DATA EXTRACT:
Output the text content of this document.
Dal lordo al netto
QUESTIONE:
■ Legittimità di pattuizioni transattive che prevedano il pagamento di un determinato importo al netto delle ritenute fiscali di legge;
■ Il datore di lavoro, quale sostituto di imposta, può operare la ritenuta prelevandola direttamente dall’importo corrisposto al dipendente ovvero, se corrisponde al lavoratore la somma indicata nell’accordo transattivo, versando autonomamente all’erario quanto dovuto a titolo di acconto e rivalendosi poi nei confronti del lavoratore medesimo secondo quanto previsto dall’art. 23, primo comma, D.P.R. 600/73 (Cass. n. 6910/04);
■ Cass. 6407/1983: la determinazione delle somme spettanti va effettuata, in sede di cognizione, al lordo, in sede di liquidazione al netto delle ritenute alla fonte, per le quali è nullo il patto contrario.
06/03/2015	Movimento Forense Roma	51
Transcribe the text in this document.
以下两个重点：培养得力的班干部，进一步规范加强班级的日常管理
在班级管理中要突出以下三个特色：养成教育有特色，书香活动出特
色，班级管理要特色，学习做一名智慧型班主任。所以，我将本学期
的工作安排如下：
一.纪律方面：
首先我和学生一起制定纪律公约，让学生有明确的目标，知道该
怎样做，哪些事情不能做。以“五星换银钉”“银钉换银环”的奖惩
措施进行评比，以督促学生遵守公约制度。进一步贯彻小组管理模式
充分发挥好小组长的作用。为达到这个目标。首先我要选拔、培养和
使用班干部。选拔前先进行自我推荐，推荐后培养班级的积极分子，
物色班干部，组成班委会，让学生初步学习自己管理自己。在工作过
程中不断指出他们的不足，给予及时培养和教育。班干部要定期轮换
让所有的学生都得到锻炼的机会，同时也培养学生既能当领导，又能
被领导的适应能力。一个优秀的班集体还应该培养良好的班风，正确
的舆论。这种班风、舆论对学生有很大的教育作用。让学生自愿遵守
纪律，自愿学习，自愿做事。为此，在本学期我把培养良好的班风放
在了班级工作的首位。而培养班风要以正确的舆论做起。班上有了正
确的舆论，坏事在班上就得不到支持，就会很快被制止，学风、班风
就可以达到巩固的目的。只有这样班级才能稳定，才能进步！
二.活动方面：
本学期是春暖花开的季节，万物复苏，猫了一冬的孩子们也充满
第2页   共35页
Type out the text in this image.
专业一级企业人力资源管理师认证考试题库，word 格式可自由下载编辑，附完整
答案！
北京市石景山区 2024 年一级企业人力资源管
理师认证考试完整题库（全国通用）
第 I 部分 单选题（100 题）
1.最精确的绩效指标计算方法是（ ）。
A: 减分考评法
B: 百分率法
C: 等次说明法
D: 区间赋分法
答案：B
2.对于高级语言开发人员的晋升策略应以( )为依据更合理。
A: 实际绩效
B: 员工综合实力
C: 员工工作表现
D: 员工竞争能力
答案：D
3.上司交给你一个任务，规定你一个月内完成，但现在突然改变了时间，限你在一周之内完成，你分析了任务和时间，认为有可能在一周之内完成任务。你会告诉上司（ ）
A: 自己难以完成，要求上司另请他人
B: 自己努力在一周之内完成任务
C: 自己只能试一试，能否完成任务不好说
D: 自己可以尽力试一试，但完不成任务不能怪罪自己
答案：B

REQUIREMENT: Repeat back the data above, exact to the last character.

COMPLETE ANSWER:
Output the text content of this document.
Dal lordo al netto
QUESTIONE:
■ Legittimità di pattuizioni transattive che prevedano il pagamento di un determinato importo al netto delle ritenute fiscali di legge;
■ Il datore di lavoro, quale sostituto di imposta, può operare la ritenuta prelevandola direttamente dall’importo corrisposto al dipendente ovvero, se corrisponde al lavoratore la somma indicata nell’accordo transattivo, versando autonomamente all’erario quanto dovuto a titolo di acconto e rivalendosi poi nei confronti del lavoratore medesimo secondo quanto previsto dall’art. 23, primo comma, D.P.R. 600/73 (Cass. n. 6910/04);
■ Cass. 6407/1983: la determinazione delle somme spettanti va effettuata, in sede di cognizione, al lordo, in sede di liquidazione al netto delle ritenute alla fonte, per le quali è nullo il patto contrario.
06/03/2015	Movimento Forense Roma	51
Transcribe the text in this document.
以下两个重点：培养得力的班干部，进一步规范加强班级的日常管理
在班级管理中要突出以下三个特色：养成教育有特色，书香活动出特
色，班级管理要特色，学习做一名智慧型班主任。所以，我将本学期
的工作安排如下：
一.纪律方面：
首先我和学生一起制定纪律公约，让学生有明确的目标，知道该
怎样做，哪些事情不能做。以“五星换银钉”“银钉换银环”的奖惩
措施进行评比，以督促学生遵守公约制度。进一步贯彻小组管理模式
充分发挥好小组长的作用。为达到这个目标。首先我要选拔、培养和
使用班干部。选拔前先进行自我推荐，推荐后培养班级的积极分子，
物色班干部，组成班委会，让学生初步学习自己管理自己。在工作过
程中不断指出他们的不足，给予及时培养和教育。班干部要定期轮换
让所有的学生都得到锻炼的机会，同时也培养学生既能当领导，又能
被领导的适应能力。一个优秀的班集体还应该培养良好的班风，正确
的舆论。这种班风、舆论对学生有很大的教育作用。让学生自愿遵守
纪律，自愿学习，自愿做事。为此，在本学期我把培养良好的班风放
在了班级工作的首位。而培养班风要以正确的舆论做起。班上有了正
确的舆论，坏事在班上就得不到支持，就会很快被制止，学风、班风
就可以达到巩固的目的。只有这样班级才能稳定，才能进步！
二.活动方面：
本学期是春暖花开的季节，万物复苏，猫了一冬的孩子们也充满
第2页   共35页
Type out the text in this image.
专业一级企业人力资源管理师认证考试题库，word 格式可自由下载编辑，附完整
答案！
北京市石景山区 2024 年一级企业人力资源管
理师认证考试完整题库（全国通用）
第 I 部分 单选题（100 题）
1.最精确的绩效指标计算方法是（ ）。
A: 减分考评法
B: 百分率法
C: 等次说明法
D: 区间赋分法
答案：B
2.对于高级语言开发人员的晋升策略应以( )为依据更合理。
A: 实际绩效
B: 员工综合实力
C: 员工工作表现
D: 员工竞争能力
答案：D
3.上司交给你一个任务，规定你一个月内完成，但现在突然改变了时间，限你在一周之内完成，你分析了任务和时间，认为有可能在一周之内完成任务。你会告诉上司（ ）
A: 自己难以完成，要求上司另请他人
B: 自己努力在一周之内完成任务
C: 自己只能试一试，能否完成任务不好说
D: 自己可以尽力试一试，但完不成任务不能怪罪自己
答案：B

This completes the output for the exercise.